Records to use:
=====
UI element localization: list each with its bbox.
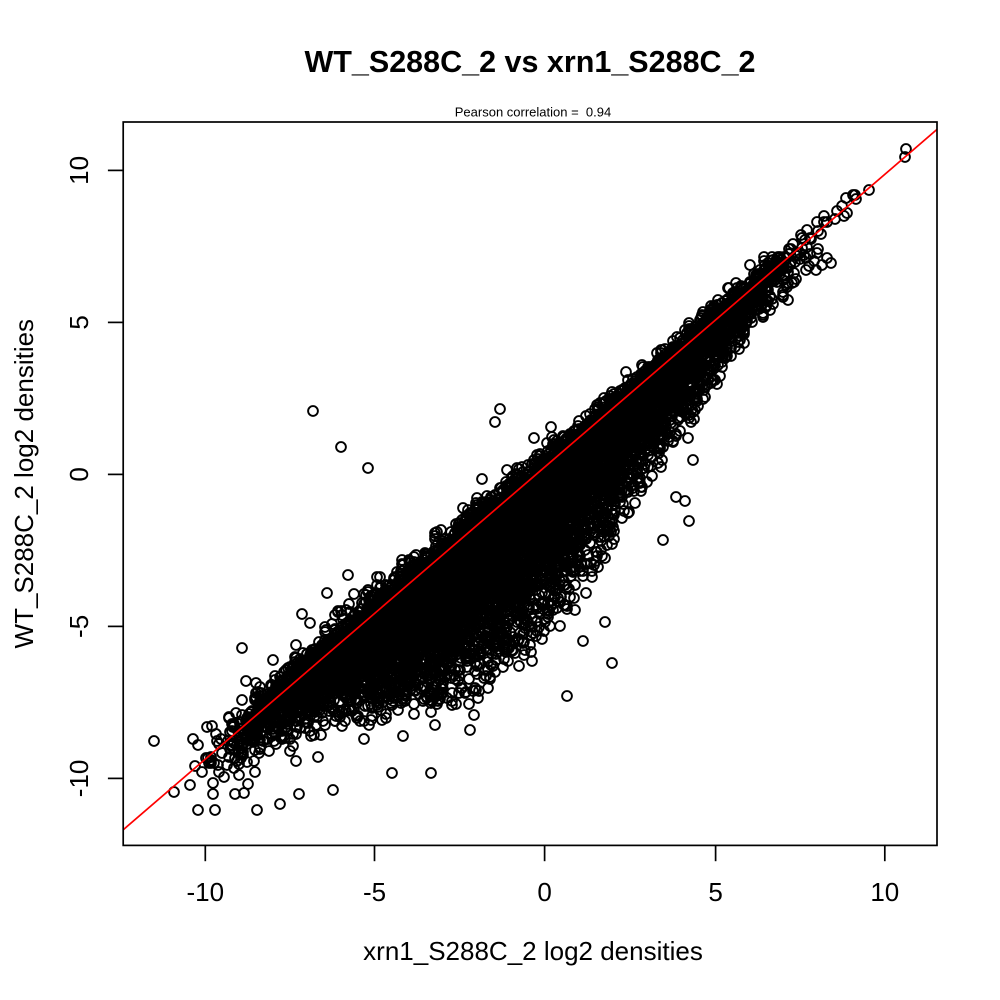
=====
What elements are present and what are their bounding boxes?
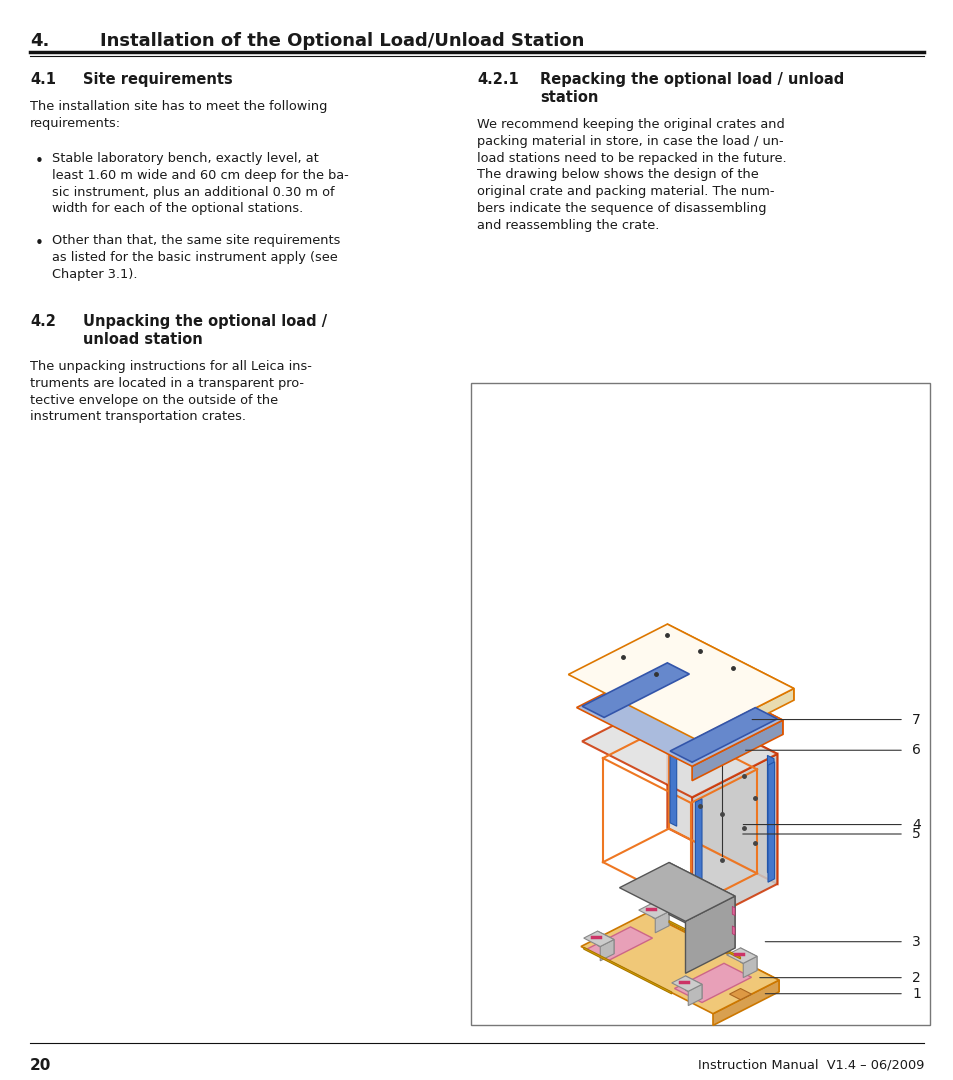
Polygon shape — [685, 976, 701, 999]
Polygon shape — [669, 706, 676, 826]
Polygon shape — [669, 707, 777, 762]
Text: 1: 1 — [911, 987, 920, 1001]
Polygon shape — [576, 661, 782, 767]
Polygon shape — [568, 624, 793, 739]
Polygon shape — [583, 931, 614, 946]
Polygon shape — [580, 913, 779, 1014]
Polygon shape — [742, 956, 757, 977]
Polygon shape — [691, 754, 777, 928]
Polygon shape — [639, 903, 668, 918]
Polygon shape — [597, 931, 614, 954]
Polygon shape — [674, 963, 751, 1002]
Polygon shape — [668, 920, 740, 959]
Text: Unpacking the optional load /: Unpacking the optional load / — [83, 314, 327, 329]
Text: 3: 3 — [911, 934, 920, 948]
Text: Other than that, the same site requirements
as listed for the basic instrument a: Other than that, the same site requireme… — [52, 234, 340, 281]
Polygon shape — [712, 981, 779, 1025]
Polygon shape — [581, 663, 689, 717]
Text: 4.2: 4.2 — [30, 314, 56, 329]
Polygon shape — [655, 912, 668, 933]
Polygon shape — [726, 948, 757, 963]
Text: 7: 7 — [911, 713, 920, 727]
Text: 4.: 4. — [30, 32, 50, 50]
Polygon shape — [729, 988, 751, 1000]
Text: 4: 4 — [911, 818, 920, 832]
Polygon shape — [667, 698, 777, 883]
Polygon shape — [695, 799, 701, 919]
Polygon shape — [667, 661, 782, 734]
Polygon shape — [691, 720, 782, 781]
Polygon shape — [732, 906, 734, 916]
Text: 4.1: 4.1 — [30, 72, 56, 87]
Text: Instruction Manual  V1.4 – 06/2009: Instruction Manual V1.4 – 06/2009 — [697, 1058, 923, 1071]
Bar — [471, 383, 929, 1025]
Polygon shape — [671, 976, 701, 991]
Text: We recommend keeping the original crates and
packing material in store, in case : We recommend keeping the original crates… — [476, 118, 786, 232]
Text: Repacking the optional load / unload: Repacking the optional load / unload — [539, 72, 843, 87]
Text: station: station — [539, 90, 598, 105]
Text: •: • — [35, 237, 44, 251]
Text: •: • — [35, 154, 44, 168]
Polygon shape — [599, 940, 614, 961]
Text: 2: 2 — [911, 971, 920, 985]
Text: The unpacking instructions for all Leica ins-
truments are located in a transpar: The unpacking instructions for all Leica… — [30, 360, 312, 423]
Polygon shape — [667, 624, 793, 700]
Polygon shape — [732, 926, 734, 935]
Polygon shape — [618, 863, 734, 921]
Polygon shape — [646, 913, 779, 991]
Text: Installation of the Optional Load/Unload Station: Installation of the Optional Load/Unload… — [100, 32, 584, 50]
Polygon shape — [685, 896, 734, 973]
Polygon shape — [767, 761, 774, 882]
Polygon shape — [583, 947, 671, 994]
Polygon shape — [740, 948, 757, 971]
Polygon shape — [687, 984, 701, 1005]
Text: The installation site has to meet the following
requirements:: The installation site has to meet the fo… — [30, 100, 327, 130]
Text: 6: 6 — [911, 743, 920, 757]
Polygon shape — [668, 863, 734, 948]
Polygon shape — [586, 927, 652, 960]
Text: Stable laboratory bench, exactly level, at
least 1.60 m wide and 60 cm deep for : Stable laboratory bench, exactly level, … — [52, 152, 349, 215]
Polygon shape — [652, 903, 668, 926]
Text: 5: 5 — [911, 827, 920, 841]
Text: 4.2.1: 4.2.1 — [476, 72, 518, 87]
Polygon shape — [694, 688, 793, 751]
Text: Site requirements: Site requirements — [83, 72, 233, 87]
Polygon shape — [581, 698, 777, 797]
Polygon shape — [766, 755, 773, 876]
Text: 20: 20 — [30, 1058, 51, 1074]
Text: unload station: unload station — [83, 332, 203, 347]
=====
Given request: Count the lines in the items above that contain the string "original", treating uppercase and lowercase letters as different. Give only the number.

Output of the task: 2